Dataset content:
-- -- --

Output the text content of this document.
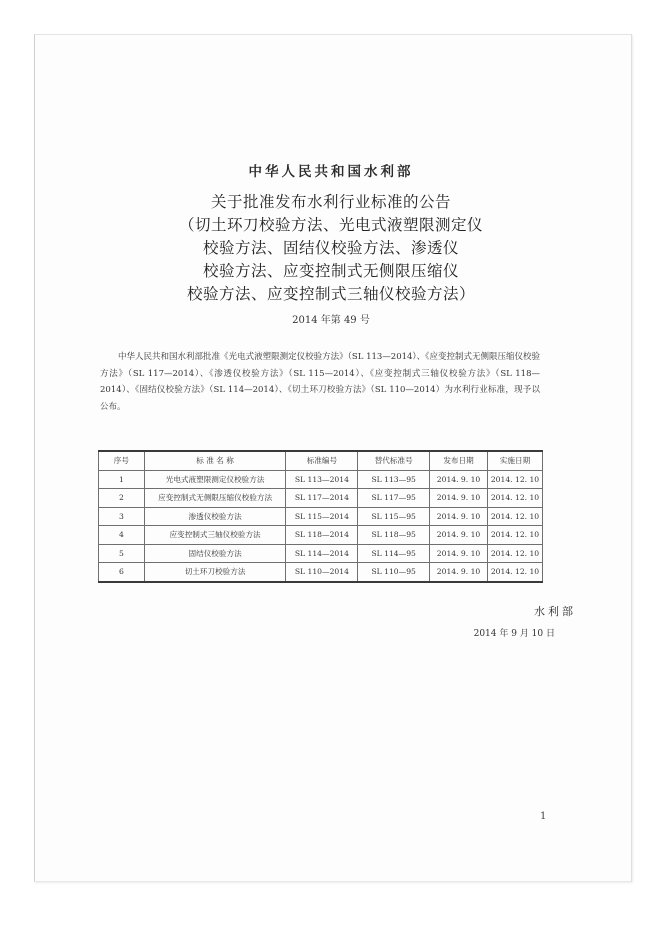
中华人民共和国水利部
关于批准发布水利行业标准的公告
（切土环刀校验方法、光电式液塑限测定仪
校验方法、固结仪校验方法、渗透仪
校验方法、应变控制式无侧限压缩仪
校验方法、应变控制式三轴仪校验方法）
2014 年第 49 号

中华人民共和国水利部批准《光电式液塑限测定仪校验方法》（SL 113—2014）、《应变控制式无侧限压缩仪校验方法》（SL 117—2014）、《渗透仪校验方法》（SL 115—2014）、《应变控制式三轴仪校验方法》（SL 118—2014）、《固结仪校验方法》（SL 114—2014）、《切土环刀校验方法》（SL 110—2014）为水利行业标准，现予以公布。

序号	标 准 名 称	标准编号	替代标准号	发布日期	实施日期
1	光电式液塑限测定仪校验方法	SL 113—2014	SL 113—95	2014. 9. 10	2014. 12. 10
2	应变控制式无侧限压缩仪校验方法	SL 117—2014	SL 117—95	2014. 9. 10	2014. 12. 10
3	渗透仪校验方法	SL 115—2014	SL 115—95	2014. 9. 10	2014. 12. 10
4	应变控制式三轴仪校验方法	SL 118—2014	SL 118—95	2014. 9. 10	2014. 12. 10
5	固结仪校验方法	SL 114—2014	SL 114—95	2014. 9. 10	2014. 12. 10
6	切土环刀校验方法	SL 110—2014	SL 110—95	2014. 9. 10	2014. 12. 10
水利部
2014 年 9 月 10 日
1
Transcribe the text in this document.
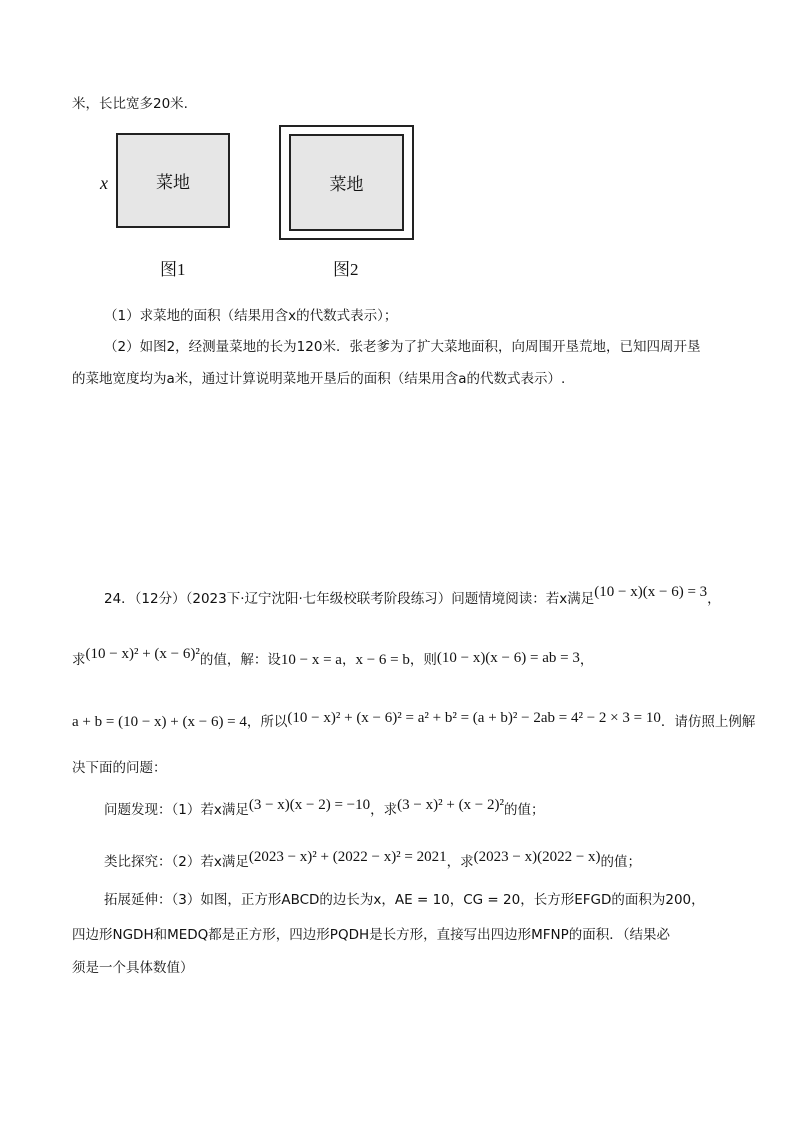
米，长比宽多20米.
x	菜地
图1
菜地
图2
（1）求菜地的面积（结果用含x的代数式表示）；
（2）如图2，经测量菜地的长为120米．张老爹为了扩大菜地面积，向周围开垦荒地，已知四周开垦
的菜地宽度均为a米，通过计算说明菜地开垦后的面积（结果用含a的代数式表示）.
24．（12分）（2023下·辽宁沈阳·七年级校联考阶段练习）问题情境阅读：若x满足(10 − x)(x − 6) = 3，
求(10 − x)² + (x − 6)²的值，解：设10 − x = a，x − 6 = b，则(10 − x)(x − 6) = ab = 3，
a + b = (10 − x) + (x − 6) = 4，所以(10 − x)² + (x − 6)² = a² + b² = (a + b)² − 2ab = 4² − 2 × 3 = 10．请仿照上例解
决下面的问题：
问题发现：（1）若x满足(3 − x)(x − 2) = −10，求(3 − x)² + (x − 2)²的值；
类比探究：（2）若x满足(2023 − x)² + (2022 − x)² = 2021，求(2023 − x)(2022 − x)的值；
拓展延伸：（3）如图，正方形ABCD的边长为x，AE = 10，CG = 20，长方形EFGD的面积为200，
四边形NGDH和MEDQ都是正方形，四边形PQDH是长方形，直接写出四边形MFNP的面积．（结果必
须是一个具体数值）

-- -- --

Short problem: Except for the pictures, reproduce every line exactly.

Answer below:
Output the text content of this document.
中华人民共和国水利部
关于批准发布水利行业标准的公告
（切土环刀校验方法、光电式液塑限测定仪
校验方法、固结仪校验方法、渗透仪
校验方法、应变控制式无侧限压缩仪
校验方法、应变控制式三轴仪校验方法）
2014 年第 49 号

中华人民共和国水利部批准《光电式液塑限测定仪校验方法》（SL 113—2014）、《应变控制式无侧限压缩仪校验方法》（SL 117—2014）、《渗透仪校验方法》（SL 115—2014）、《应变控制式三轴仪校验方法》（SL 118—2014）、《固结仪校验方法》（SL 114—2014）、《切土环刀校验方法》（SL 110—2014）为水利行业标准，现予以公布。

序号	标 准 名 称	标准编号	替代标准号	发布日期	实施日期
1	光电式液塑限测定仪校验方法	SL 113—2014	SL 113—95	2014. 9. 10	2014. 12. 10
2	应变控制式无侧限压缩仪校验方法	SL 117—2014	SL 117—95	2014. 9. 10	2014. 12. 10
3	渗透仪校验方法	SL 115—2014	SL 115—95	2014. 9. 10	2014. 12. 10
4	应变控制式三轴仪校验方法	SL 118—2014	SL 118—95	2014. 9. 10	2014. 12. 10
5	固结仪校验方法	SL 114—2014	SL 114—95	2014. 9. 10	2014. 12. 10
6	切土环刀校验方法	SL 110—2014	SL 110—95	2014. 9. 10	2014. 12. 10
水利部
2014 年 9 月 10 日
1
Transcribe the text in this document.
米，长比宽多20米.
x	菜地
图1
菜地
图2
（1）求菜地的面积（结果用含x的代数式表示）；
（2）如图2，经测量菜地的长为120米．张老爹为了扩大菜地面积，向周围开垦荒地，已知四周开垦
的菜地宽度均为a米，通过计算说明菜地开垦后的面积（结果用含a的代数式表示）.
24．（12分）（2023下·辽宁沈阳·七年级校联考阶段练习）问题情境阅读：若x满足(10 − x)(x − 6) = 3，
求(10 − x)² + (x − 6)²的值，解：设10 − x = a，x − 6 = b，则(10 − x)(x − 6) = ab = 3，
a + b = (10 − x) + (x − 6) = 4，所以(10 − x)² + (x − 6)² = a² + b² = (a + b)² − 2ab = 4² − 2 × 3 = 10．请仿照上例解
决下面的问题：
问题发现：（1）若x满足(3 − x)(x − 2) = −10，求(3 − x)² + (x − 2)²的值；
类比探究：（2）若x满足(2023 − x)² + (2022 − x)² = 2021，求(2023 − x)(2022 − x)的值；
拓展延伸：（3）如图，正方形ABCD的边长为x，AE = 10，CG = 20，长方形EFGD的面积为200，
四边形NGDH和MEDQ都是正方形，四边形PQDH是长方形，直接写出四边形MFNP的面积．（结果必
须是一个具体数值）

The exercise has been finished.